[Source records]
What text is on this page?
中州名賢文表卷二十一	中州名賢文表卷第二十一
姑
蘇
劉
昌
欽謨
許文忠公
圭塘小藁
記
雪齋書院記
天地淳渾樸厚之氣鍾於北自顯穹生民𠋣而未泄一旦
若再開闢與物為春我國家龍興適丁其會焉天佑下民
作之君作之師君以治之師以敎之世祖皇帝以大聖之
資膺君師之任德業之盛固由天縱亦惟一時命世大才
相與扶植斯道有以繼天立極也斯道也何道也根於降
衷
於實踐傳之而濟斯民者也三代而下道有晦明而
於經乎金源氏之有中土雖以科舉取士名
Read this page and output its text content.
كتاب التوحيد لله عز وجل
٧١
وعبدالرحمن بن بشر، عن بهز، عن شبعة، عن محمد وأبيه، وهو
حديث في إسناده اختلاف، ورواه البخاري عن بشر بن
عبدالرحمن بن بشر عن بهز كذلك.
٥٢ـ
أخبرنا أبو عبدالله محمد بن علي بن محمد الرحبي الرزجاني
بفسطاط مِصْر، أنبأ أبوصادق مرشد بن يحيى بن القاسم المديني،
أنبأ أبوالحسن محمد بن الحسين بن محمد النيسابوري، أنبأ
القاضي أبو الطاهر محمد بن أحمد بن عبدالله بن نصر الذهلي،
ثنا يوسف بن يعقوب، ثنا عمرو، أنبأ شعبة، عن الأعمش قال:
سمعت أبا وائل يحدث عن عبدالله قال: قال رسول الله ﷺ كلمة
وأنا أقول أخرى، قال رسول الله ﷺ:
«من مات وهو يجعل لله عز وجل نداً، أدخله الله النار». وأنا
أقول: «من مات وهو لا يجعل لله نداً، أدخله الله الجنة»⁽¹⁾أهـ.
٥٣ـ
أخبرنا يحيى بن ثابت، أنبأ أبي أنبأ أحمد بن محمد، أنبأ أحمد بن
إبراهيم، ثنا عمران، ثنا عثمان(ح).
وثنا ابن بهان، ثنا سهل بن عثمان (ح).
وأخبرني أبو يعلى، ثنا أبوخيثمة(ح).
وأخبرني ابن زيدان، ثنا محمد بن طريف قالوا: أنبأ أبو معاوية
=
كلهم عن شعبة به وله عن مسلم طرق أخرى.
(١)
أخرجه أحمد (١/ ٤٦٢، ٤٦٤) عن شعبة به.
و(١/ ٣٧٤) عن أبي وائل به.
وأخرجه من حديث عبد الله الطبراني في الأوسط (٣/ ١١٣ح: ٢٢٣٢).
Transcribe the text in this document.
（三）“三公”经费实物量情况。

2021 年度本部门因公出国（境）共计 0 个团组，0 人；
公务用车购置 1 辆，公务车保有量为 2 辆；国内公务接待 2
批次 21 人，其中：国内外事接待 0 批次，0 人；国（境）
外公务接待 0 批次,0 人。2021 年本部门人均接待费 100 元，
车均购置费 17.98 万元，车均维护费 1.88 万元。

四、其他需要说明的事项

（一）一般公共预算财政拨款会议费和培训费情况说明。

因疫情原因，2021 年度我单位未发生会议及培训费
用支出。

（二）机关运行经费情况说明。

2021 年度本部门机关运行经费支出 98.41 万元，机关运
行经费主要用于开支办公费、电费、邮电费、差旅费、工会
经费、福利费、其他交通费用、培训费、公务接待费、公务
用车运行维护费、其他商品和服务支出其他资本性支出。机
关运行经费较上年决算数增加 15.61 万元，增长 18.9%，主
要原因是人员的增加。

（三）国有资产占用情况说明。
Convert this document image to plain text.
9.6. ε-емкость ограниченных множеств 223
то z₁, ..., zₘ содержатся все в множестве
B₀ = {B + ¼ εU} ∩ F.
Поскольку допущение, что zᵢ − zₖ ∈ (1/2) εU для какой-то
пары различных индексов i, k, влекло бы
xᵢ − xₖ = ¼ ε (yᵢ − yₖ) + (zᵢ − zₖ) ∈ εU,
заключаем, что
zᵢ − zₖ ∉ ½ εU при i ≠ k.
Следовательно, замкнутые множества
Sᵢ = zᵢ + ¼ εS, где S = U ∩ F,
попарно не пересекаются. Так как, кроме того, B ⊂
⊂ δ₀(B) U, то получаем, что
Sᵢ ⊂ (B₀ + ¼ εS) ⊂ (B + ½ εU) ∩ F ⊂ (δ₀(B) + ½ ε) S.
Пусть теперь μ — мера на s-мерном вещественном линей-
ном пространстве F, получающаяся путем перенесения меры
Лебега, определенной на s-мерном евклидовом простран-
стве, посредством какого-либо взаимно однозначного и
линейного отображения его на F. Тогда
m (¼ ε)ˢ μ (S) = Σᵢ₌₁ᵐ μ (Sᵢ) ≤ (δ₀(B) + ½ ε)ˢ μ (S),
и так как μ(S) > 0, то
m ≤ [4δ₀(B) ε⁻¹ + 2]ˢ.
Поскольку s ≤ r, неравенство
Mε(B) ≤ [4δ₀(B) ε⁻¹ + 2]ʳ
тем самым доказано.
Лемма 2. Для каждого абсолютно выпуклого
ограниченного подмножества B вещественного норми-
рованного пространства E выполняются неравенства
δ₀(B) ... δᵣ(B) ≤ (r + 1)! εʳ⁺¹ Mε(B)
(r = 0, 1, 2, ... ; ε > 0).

#### PROBLEM DETAILS
Exactly as written above, please repeat the entries.

#### FINAL RESULT
What text is on this page?
中州名賢文表卷二十一	中州名賢文表卷第二十一
姑
蘇
劉
昌
欽謨
許文忠公
圭塘小藁
記
雪齋書院記
天地淳渾樸厚之氣鍾於北自顯穹生民𠋣而未泄一旦
若再開闢與物為春我國家龍興適丁其會焉天佑下民
作之君作之師君以治之師以敎之世祖皇帝以大聖之
資膺君師之任德業之盛固由天縱亦惟一時命世大才
相與扶植斯道有以繼天立極也斯道也何道也根於降
衷
於實踐傳之而濟斯民者也三代而下道有晦明而
於經乎金源氏之有中土雖以科舉取士名
Read this page and output its text content.
كتاب التوحيد لله عز وجل
٧١
وعبدالرحمن بن بشر، عن بهز، عن شبعة، عن محمد وأبيه، وهو
حديث في إسناده اختلاف، ورواه البخاري عن بشر بن
عبدالرحمن بن بشر عن بهز كذلك.
٥٢ـ
أخبرنا أبو عبدالله محمد بن علي بن محمد الرحبي الرزجاني
بفسطاط مِصْر، أنبأ أبوصادق مرشد بن يحيى بن القاسم المديني،
أنبأ أبوالحسن محمد بن الحسين بن محمد النيسابوري، أنبأ
القاضي أبو الطاهر محمد بن أحمد بن عبدالله بن نصر الذهلي،
ثنا يوسف بن يعقوب، ثنا عمرو، أنبأ شعبة، عن الأعمش قال:
سمعت أبا وائل يحدث عن عبدالله قال: قال رسول الله ﷺ كلمة
وأنا أقول أخرى، قال رسول الله ﷺ:
«من مات وهو يجعل لله عز وجل نداً، أدخله الله النار». وأنا
أقول: «من مات وهو لا يجعل لله نداً، أدخله الله الجنة»⁽¹⁾أهـ.
٥٣ـ
أخبرنا يحيى بن ثابت، أنبأ أبي أنبأ أحمد بن محمد، أنبأ أحمد بن
إبراهيم، ثنا عمران، ثنا عثمان(ح).
وثنا ابن بهان، ثنا سهل بن عثمان (ح).
وأخبرني أبو يعلى، ثنا أبوخيثمة(ح).
وأخبرني ابن زيدان، ثنا محمد بن طريف قالوا: أنبأ أبو معاوية
=
كلهم عن شعبة به وله عن مسلم طرق أخرى.
(١)
أخرجه أحمد (١/ ٤٦٢، ٤٦٤) عن شعبة به.
و(١/ ٣٧٤) عن أبي وائل به.
وأخرجه من حديث عبد الله الطبراني في الأوسط (٣/ ١١٣ح: ٢٢٣٢).
Transcribe the text in this document.
（三）“三公”经费实物量情况。

2021 年度本部门因公出国（境）共计 0 个团组，0 人；
公务用车购置 1 辆，公务车保有量为 2 辆；国内公务接待 2
批次 21 人，其中：国内外事接待 0 批次，0 人；国（境）
外公务接待 0 批次,0 人。2021 年本部门人均接待费 100 元，
车均购置费 17.98 万元，车均维护费 1.88 万元。

四、其他需要说明的事项

（一）一般公共预算财政拨款会议费和培训费情况说明。

因疫情原因，2021 年度我单位未发生会议及培训费
用支出。

（二）机关运行经费情况说明。

2021 年度本部门机关运行经费支出 98.41 万元，机关运
行经费主要用于开支办公费、电费、邮电费、差旅费、工会
经费、福利费、其他交通费用、培训费、公务接待费、公务
用车运行维护费、其他商品和服务支出其他资本性支出。机
关运行经费较上年决算数增加 15.61 万元，增长 18.9%，主
要原因是人员的增加。

（三）国有资产占用情况说明。
Convert this document image to plain text.
9.6. ε-емкость ограниченных множеств 223
то z₁, ..., zₘ содержатся все в множестве
B₀ = {B + ¼ εU} ∩ F.
Поскольку допущение, что zᵢ − zₖ ∈ (1/2) εU для какой-то
пары различных индексов i, k, влекло бы
xᵢ − xₖ = ¼ ε (yᵢ − yₖ) + (zᵢ − zₖ) ∈ εU,
заключаем, что
zᵢ − zₖ ∉ ½ εU при i ≠ k.
Следовательно, замкнутые множества
Sᵢ = zᵢ + ¼ εS, где S = U ∩ F,
попарно не пересекаются. Так как, кроме того, B ⊂
⊂ δ₀(B) U, то получаем, что
Sᵢ ⊂ (B₀ + ¼ εS) ⊂ (B + ½ εU) ∩ F ⊂ (δ₀(B) + ½ ε) S.
Пусть теперь μ — мера на s-мерном вещественном линей-
ном пространстве F, получающаяся путем перенесения меры
Лебега, определенной на s-мерном евклидовом простран-
стве, посредством какого-либо взаимно однозначного и
линейного отображения его на F. Тогда
m (¼ ε)ˢ μ (S) = Σᵢ₌₁ᵐ μ (Sᵢ) ≤ (δ₀(B) + ½ ε)ˢ μ (S),
и так как μ(S) > 0, то
m ≤ [4δ₀(B) ε⁻¹ + 2]ˢ.
Поскольку s ≤ r, неравенство
Mε(B) ≤ [4δ₀(B) ε⁻¹ + 2]ʳ
тем самым доказано.
Лемма 2. Для каждого абсолютно выпуклого
ограниченного подмножества B вещественного норми-
рованного пространства E выполняются неравенства
δ₀(B) ... δᵣ(B) ≤ (r + 1)! εʳ⁺¹ Mε(B)
(r = 0, 1, 2, ... ; ε > 0).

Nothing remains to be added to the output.